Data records
■ ■ ■ ■

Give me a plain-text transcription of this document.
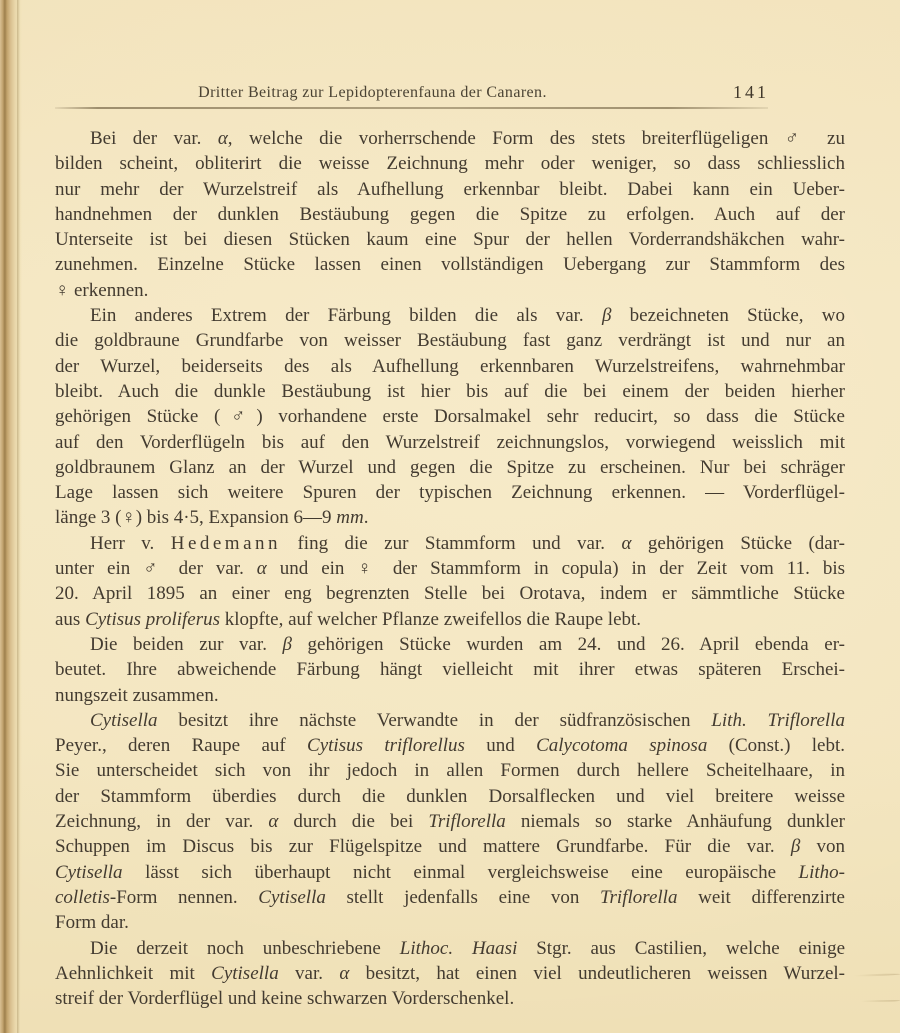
Dritter Beitrag zur Lepidopterenfauna der Canaren.	141
Bei der var. α, welche die vorherrschende Form des stets breiterflügeligen ♂ zu
bilden scheint, obliterirt die weisse Zeichnung mehr oder weniger, so dass schliesslich
nur mehr der Wurzelstreif als Aufhellung erkennbar bleibt. Dabei kann ein Ueber-
handnehmen der dunklen Bestäubung gegen die Spitze zu erfolgen. Auch auf der
Unterseite ist bei diesen Stücken kaum eine Spur der hellen Vorderrandshäkchen wahr-
zunehmen. Einzelne Stücke lassen einen vollständigen Uebergang zur Stammform des
♀ erkennen.
Ein anderes Extrem der Färbung bilden die als var. β bezeichneten Stücke, wo
die goldbraune Grundfarbe von weisser Bestäubung fast ganz verdrängt ist und nur an
der Wurzel, beiderseits des als Aufhellung erkennbaren Wurzelstreifens, wahrnehmbar
bleibt. Auch die dunkle Bestäubung ist hier bis auf die bei einem der beiden hierher
gehörigen Stücke (♂) vorhandene erste Dorsalmakel sehr reducirt, so dass die Stücke
auf den Vorderflügeln bis auf den Wurzelstreif zeichnungslos, vorwiegend weisslich mit
goldbraunem Glanz an der Wurzel und gegen die Spitze zu erscheinen. Nur bei schräger
Lage lassen sich weitere Spuren der typischen Zeichnung erkennen. — Vorderflügel-
länge 3 (♀) bis 4·5, Expansion 6—9 mm.
Herr v. Hedemann fing die zur Stammform und var. α gehörigen Stücke (dar-
unter ein ♂ der var. α und ein ♀ der Stammform in copula) in der Zeit vom 11. bis
20. April 1895 an einer eng begrenzten Stelle bei Orotava, indem er sämmtliche Stücke
aus Cytisus proliferus klopfte, auf welcher Pflanze zweifellos die Raupe lebt.
Die beiden zur var. β gehörigen Stücke wurden am 24. und 26. April ebenda er-
beutet. Ihre abweichende Färbung hängt vielleicht mit ihrer etwas späteren Erschei-
nungszeit zusammen.
Cytisella besitzt ihre nächste Verwandte in der südfranzösischen Lith. Triflorella
Peyer., deren Raupe auf Cytisus triflorellus und Calycotoma spinosa (Const.) lebt.
Sie unterscheidet sich von ihr jedoch in allen Formen durch hellere Scheitelhaare, in
der Stammform überdies durch die dunklen Dorsalflecken und viel breitere weisse
Zeichnung, in der var. α durch die bei Triflorella niemals so starke Anhäufung dunkler
Schuppen im Discus bis zur Flügelspitze und mattere Grundfarbe. Für die var. β von
Cytisella lässt sich überhaupt nicht einmal vergleichsweise eine europäische Litho-
colletis-Form nennen. Cytisella stellt jedenfalls eine von Triflorella weit differenzirte
Form dar.
Die derzeit noch unbeschriebene Lithoc. Haasi Stgr. aus Castilien, welche einige
Aehnlichkeit mit Cytisella var. α besitzt, hat einen viel undeutlicheren weissen Wurzel-
streif der Vorderflügel und keine schwarzen Vorderschenkel.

■ ■ ■ ■

Extract from the material all lines containing the string "Bestäubung".

▶ ANSWER TO THIS TASK
handnehmen der dunklen Bestäubung gegen die Spitze zu erfolgen. Auch auf der
die goldbraune Grundfarbe von weisser Bestäubung fast ganz verdrängt ist und nur an
bleibt. Auch die dunkle Bestäubung ist hier bis auf die bei einem der beiden hierher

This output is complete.